## Goal
Read through the entries below and return each line with the word "Moderador".
+ + + + + + +
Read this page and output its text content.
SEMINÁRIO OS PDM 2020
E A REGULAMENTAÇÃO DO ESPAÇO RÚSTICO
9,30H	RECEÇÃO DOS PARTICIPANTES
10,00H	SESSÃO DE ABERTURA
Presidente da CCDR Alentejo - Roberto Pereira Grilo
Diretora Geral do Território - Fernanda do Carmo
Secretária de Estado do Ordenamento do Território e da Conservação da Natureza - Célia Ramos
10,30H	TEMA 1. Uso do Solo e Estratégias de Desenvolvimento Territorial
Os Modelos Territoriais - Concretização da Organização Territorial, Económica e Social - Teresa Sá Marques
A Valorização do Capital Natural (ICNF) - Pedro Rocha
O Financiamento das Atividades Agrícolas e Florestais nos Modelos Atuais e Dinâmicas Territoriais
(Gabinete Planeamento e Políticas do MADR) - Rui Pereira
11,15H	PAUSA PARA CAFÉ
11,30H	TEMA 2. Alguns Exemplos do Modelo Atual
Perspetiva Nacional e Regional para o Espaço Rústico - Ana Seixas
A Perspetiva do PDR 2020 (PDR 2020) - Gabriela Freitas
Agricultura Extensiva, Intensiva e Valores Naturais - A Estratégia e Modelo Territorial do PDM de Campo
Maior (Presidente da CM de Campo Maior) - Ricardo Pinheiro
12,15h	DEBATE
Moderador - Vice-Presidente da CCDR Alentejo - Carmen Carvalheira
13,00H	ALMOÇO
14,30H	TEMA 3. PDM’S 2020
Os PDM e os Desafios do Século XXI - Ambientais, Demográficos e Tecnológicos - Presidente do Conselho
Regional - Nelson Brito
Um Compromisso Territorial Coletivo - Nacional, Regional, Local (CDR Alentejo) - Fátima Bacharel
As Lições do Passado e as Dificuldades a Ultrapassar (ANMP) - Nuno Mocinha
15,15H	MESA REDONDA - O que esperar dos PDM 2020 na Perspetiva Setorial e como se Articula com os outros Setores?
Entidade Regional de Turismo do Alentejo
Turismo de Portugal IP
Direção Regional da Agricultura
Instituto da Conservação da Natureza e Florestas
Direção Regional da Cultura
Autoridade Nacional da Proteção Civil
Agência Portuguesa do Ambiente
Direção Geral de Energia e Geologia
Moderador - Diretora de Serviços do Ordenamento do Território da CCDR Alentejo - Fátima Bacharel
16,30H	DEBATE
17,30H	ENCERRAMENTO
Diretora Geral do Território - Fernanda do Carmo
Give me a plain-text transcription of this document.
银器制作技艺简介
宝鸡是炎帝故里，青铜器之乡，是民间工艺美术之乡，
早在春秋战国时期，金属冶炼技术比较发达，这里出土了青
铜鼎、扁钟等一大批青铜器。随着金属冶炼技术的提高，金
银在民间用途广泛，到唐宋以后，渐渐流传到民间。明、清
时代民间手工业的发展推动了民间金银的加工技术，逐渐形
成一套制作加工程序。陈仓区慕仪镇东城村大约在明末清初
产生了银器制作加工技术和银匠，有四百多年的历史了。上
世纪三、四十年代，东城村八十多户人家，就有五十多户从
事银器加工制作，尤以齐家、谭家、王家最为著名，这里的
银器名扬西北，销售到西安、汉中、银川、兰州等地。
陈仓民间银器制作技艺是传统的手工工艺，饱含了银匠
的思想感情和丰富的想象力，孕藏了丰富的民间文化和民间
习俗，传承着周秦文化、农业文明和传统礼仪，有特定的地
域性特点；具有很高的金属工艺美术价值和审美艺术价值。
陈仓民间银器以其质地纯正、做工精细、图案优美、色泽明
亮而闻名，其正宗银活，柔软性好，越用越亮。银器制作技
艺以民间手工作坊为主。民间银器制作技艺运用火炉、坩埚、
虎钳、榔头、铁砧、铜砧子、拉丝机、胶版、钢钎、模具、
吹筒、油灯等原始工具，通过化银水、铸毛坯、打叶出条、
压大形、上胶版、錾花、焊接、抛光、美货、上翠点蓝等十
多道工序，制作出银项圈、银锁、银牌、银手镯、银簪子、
+ + + + + + +
## Solved problem
Moderador - Vice-Presidente da CCDR Alentejo - Carmen Carvalheira
Moderador - Diretora de Serviços do Ordenamento do Território da CCDR Alentejo - Fátima Bacharel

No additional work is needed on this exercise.